WORK TO DO: Read through the entries below and return each line with the word "pips".

Extracted records:
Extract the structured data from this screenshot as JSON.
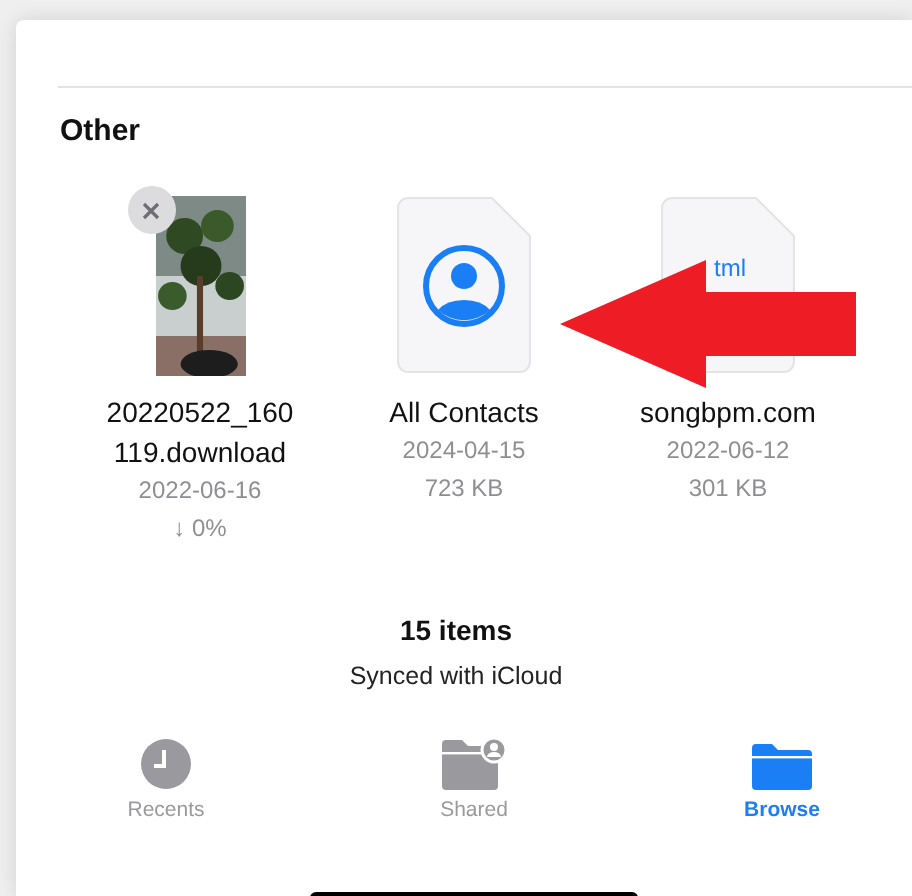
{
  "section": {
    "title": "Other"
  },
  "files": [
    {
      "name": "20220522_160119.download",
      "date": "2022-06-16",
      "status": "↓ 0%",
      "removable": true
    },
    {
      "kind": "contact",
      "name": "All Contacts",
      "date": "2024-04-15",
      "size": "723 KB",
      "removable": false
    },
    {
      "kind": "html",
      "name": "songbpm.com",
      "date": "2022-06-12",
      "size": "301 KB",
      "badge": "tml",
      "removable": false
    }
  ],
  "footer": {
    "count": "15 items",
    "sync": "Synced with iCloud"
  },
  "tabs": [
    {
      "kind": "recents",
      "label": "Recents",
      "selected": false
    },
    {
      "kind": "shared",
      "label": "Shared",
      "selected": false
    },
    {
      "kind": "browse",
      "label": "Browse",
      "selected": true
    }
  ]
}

...

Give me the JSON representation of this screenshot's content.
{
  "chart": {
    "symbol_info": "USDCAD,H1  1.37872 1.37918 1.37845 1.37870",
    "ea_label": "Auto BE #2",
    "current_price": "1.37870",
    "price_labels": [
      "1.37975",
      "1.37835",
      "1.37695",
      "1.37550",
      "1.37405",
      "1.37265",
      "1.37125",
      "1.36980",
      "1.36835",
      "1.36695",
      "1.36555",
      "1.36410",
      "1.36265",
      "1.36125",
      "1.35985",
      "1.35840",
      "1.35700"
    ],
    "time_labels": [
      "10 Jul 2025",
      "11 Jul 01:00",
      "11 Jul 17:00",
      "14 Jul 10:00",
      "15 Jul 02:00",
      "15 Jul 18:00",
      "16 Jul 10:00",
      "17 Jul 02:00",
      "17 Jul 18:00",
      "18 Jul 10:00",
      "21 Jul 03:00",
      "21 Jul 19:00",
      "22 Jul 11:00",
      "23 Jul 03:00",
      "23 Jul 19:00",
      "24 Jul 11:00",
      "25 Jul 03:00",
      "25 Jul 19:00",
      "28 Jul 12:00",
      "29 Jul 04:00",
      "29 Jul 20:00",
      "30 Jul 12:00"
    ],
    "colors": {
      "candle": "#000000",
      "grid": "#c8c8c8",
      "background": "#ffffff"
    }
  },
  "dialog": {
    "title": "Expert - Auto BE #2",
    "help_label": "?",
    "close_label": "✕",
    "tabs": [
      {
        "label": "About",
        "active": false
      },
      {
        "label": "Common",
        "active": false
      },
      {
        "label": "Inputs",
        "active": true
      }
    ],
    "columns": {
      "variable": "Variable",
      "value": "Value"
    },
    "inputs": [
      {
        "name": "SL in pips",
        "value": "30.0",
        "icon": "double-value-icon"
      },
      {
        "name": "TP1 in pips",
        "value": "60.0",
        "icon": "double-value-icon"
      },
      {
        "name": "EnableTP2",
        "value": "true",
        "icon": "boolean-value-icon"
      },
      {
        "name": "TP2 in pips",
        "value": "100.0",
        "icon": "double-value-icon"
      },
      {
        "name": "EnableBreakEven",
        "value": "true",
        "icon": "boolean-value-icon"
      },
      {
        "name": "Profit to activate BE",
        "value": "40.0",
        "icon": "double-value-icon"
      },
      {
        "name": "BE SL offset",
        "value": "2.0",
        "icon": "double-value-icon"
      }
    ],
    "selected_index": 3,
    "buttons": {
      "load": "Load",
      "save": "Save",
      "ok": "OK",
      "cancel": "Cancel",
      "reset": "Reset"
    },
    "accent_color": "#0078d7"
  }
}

EXERCISE RESPONSE:
        "name": "SL in pips",
        "name": "TP1 in pips",
        "name": "TP2 in pips",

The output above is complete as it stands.